Given records:
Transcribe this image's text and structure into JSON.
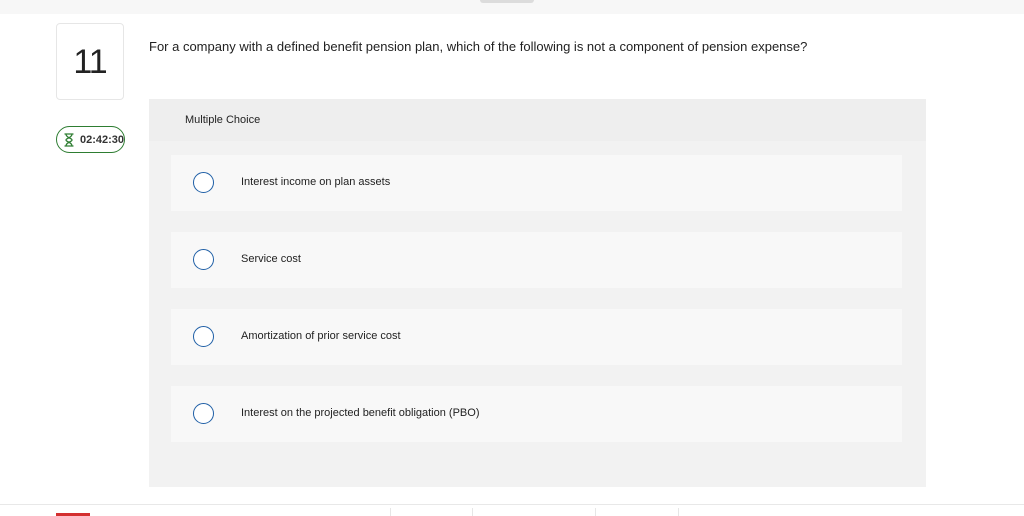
{
  "question": {
    "number": "11",
    "text": "For a company with a defined benefit pension plan, which of the following is not a component of pension expense?"
  },
  "timer": {
    "icon": "hourglass-icon",
    "value": "02:42:30"
  },
  "answer_panel": {
    "label": "Multiple Choice",
    "choices": [
      {
        "label": "Interest income on plan assets",
        "selected": false
      },
      {
        "label": "Service cost",
        "selected": false
      },
      {
        "label": "Amortization of prior service cost",
        "selected": false
      },
      {
        "label": "Interest on the projected benefit obligation (PBO)",
        "selected": false
      }
    ]
  },
  "colors": {
    "radio_border": "#1f5fa6",
    "timer_border": "#2e7d32",
    "accent_red": "#d32f2f"
  }
}
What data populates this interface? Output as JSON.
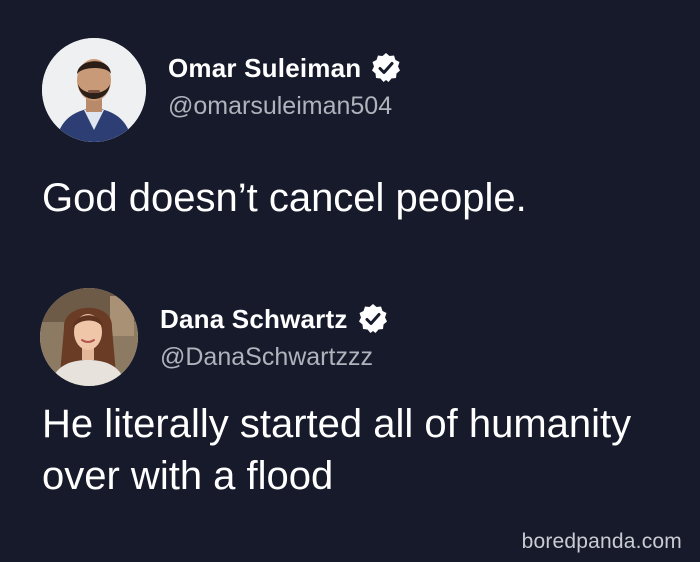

Given problem: Set each line of the records down exactly, leaving every picture out.

The result:
Transcribe this image's text and structure into JSON.
{
  "question": {
    "number": "11",
    "text": "For a company with a defined benefit pension plan, which of the following is not a component of pension expense?"
  },
  "timer": {
    "icon": "hourglass-icon",
    "value": "02:42:30"
  },
  "answer_panel": {
    "label": "Multiple Choice",
    "choices": [
      {
        "label": "Interest income on plan assets",
        "selected": false
      },
      {
        "label": "Service cost",
        "selected": false
      },
      {
        "label": "Amortization of prior service cost",
        "selected": false
      },
      {
        "label": "Interest on the projected benefit obligation (PBO)",
        "selected": false
      }
    ]
  },
  "colors": {
    "radio_border": "#1f5fa6",
    "timer_border": "#2e7d32",
    "accent_red": "#d32f2f"
  }
}
What data populates this interface? Output as JSON.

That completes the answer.